--- begin Input for this task ---
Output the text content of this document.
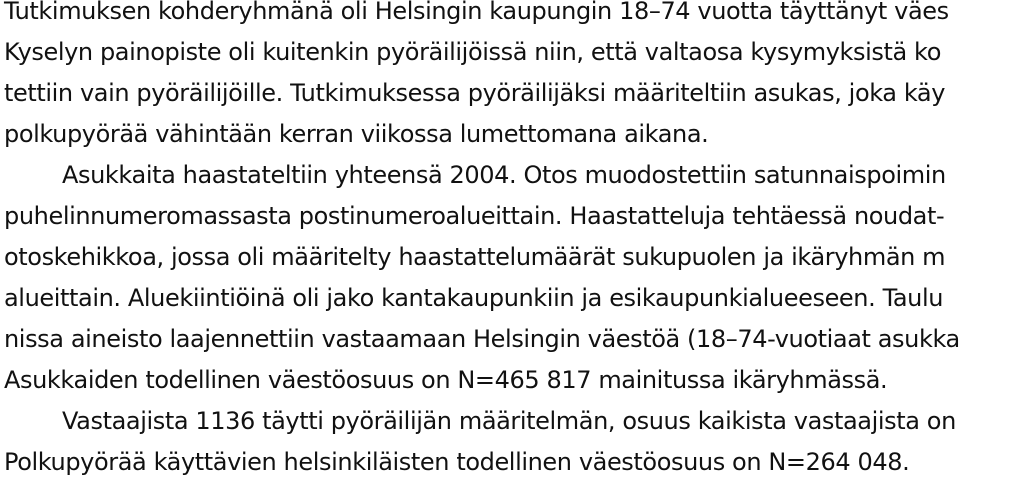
Tutkimuksen kohderyhmänä oli Helsingin kaupungin 18–74 vuotta täyttänyt väes

Kyselyn painopiste oli kuitenkin pyöräilijöissä niin, että valtaosa kysymyksistä ko

tettiin vain pyöräilijöille. Tutkimuksessa pyöräilijäksi määriteltiin asukas, joka käy

polkupyörää vähintään kerran viikossa lumettomana aikana.

Asukkaita haastateltiin yhteensä 2004. Otos muodostettiin satunnaispoimin

puhelinnumeromassasta postinumeroalueittain. Haastatteluja tehtäessä noudat-

otoskehikkoa, jossa oli määritelty haastattelumäärät sukupuolen ja ikäryhmän m

alueittain. Aluekiintiöinä oli jako kantakaupunkiin ja esikaupunkialueeseen. Taulu

nissa aineisto laajennettiin vastaamaan Helsingin väestöä (18–74-vuotiaat asukka

Asukkaiden todellinen väestöosuus on N=465 817 mainitussa ikäryhmässä.

Vastaajista 1136 täytti pyöräilijän määritelmän, osuus kaikista vastaajista on

Polkupyörää käyttävien helsinkiläisten todellinen väestöosuus on N=264 048.
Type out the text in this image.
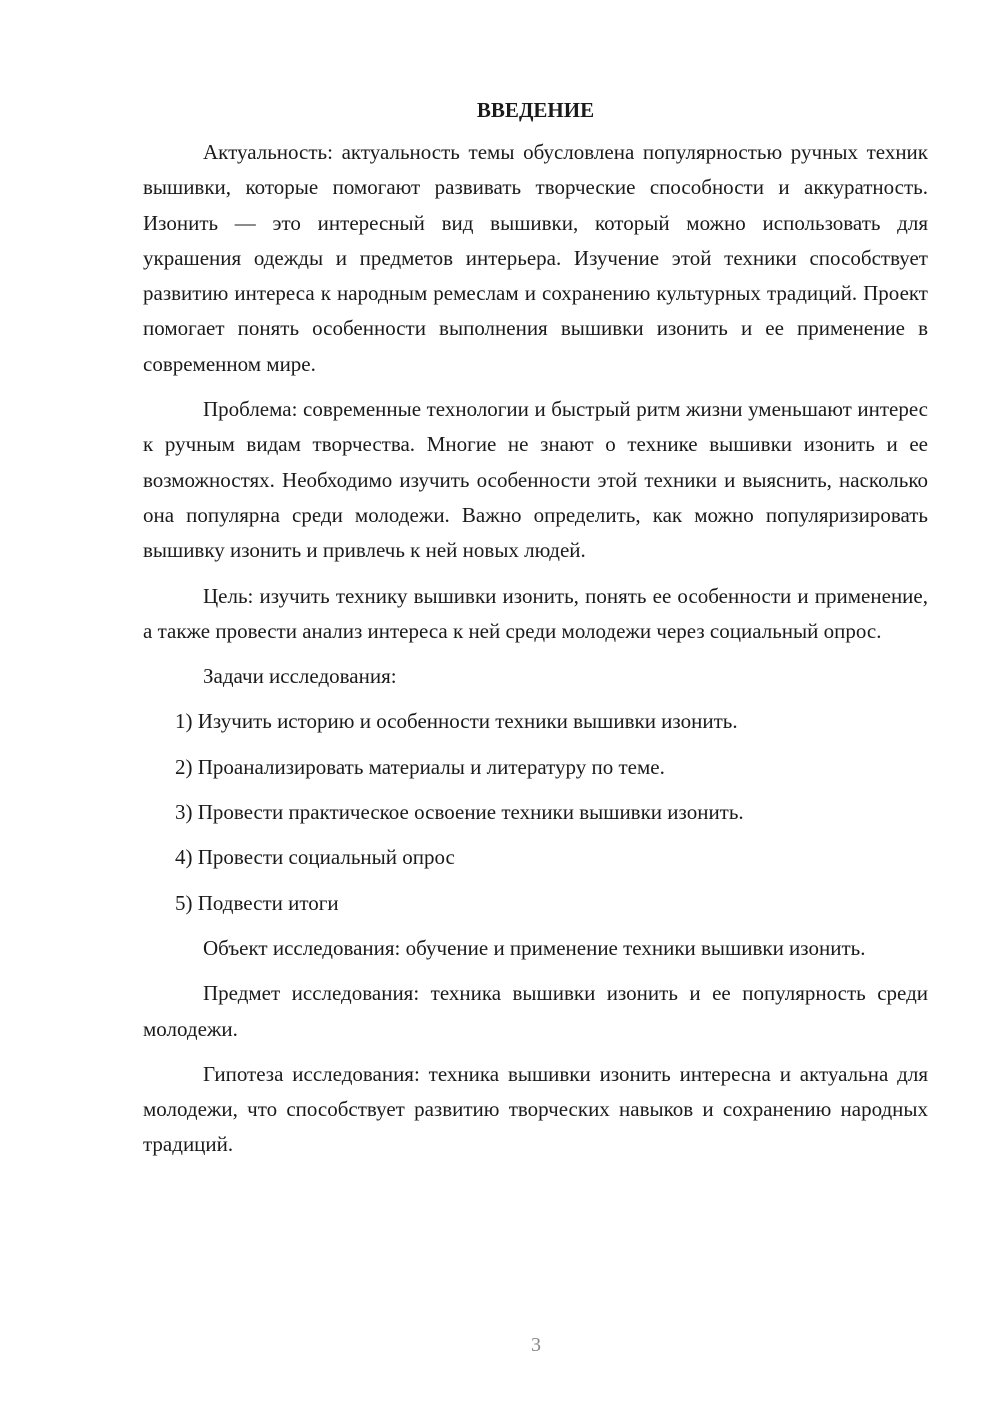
ВВЕДЕНИЕ

Актуальность: актуальность темы обусловлена популярностью ручных техник вышивки, которые помогают развивать творческие способности и аккуратность. Изонить — это интересный вид вышивки, который можно использовать для украшения одежды и предметов интерьера. Изучение этой техники способствует развитию интереса к народным ремеслам и сохранению культурных традиций. Проект помогает понять особенности выполнения вышивки изонить и ее применение в современном мире.

Проблема: современные технологии и быстрый ритм жизни уменьшают интерес к ручным видам творчества. Многие не знают о технике вышивки изонить и ее возможностях. Необходимо изучить особенности этой техники и выяснить, насколько она популярна среди молодежи. Важно определить, как можно популяризировать вышивку изонить и привлечь к ней новых людей.

Цель: изучить технику вышивки изонить, понять ее особенности и применение, а также провести анализ интереса к ней среди молодежи через социальный опрос.

Задачи исследования:

1) Изучить историю и особенности техники вышивки изонить.

2) Проанализировать материалы и литературу по теме.

3) Провести практическое освоение техники вышивки изонить.

4) Провести социальный опрос

5) Подвести итоги

Объект исследования: обучение и применение техники вышивки изонить.

Предмет исследования: техника вышивки изонить и ее популярность среди молодежи.

Гипотеза исследования: техника вышивки изонить интересна и актуальна для молодежи, что способствует развитию творческих навыков и сохранению народных традиций.

3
--- end Input for this task ---
* **What is needed**
Extract from the data every line where "сохранению" shows up.

* **Response**
Актуальность: актуальность темы обусловлена популярностью ручных техник вышивки, которые помогают развивать творческие способности и аккуратность. Изонить — это интересный вид вышивки, который можно использовать для украшения одежды и предметов интерьера. Изучение этой техники способствует развитию интереса к народным ремеслам и сохранению культурных традиций. Проект помогает понять особенности выполнения вышивки изонить и ее применение в современном мире.
Гипотеза исследования: техника вышивки изонить интересна и актуальна для молодежи, что способствует развитию творческих навыков и сохранению народных традиций.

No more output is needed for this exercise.